Collected data
## start

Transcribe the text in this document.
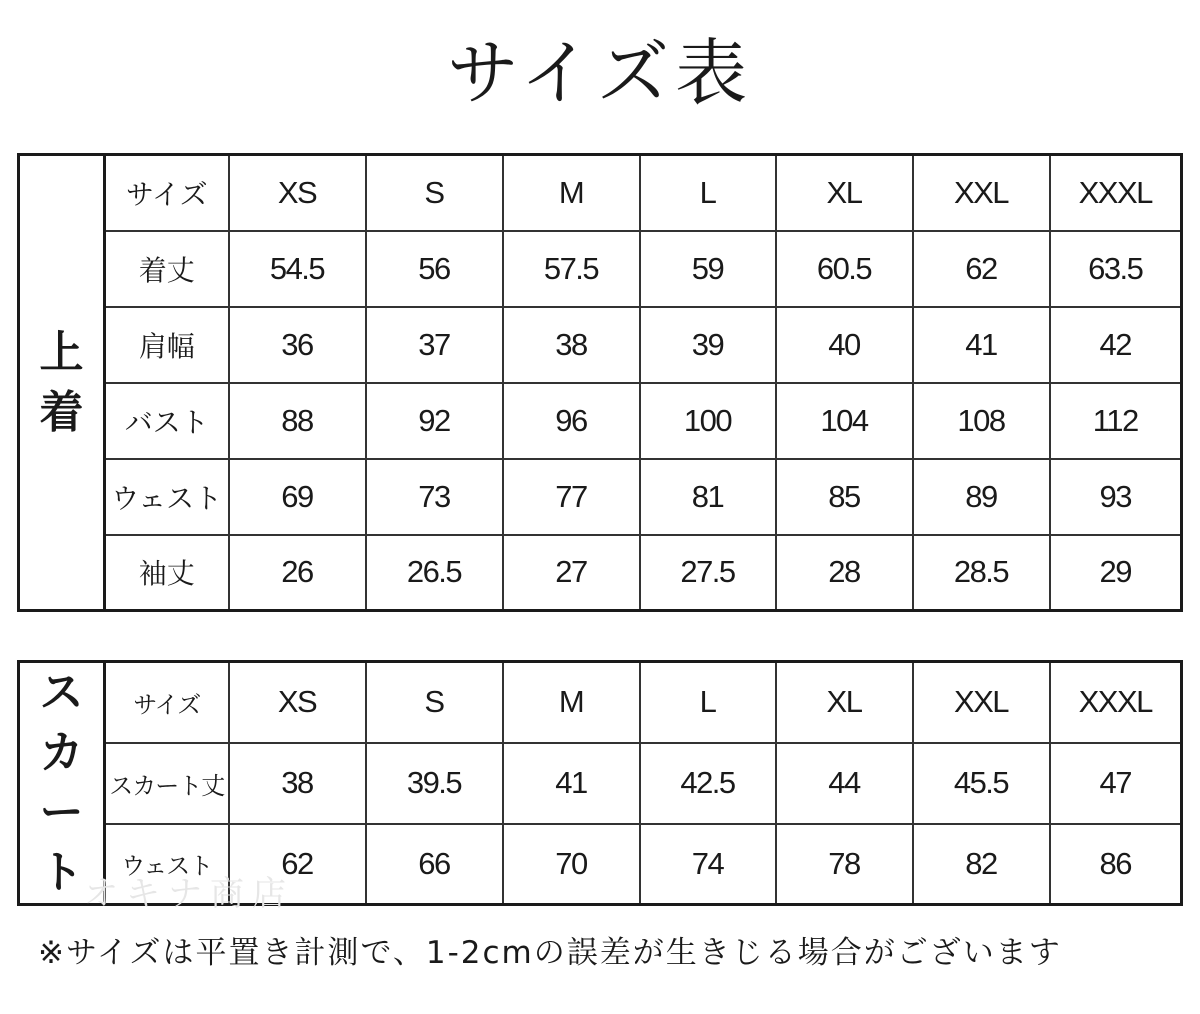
サイズ表
上着	サイズ	XS	S	M	L	XL	XXL	XXXL
	着丈	54.5	56	57.5	59	60.5	62	63.5
	肩幅	36	37	38	39	40	41	42
	バスト	88	92	96	100	104	108	112
	ウェスト	69	73	77	81	85	89	93
	袖丈	26	26.5	27	27.5	28	28.5	29
スカート	サイズ	XS	S	M	L	XL	XXL	XXXL
	スカート丈	38	39.5	41	42.5	44	45.5	47
	ウェスト	62	66	70	74	78	82	86
オキナ商店
※サイズは平置き計測で、1-2cmの誤差が生きじる場合がございます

## end

● Brief: Give all the entries again exactly, dropping each picture.

● In response:
Transcribe the text in this document.
サイズ表
上着	サイズ	XS	S	M	L	XL	XXL	XXXL
	着丈	54.5	56	57.5	59	60.5	62	63.5
	肩幅	36	37	38	39	40	41	42
	バスト	88	92	96	100	104	108	112
	ウェスト	69	73	77	81	85	89	93
	袖丈	26	26.5	27	27.5	28	28.5	29
スカート	サイズ	XS	S	M	L	XL	XXL	XXXL
	スカート丈	38	39.5	41	42.5	44	45.5	47
	ウェスト	62	66	70	74	78	82	86
オキナ商店
※サイズは平置き計測で、1-2cmの誤差が生きじる場合がございます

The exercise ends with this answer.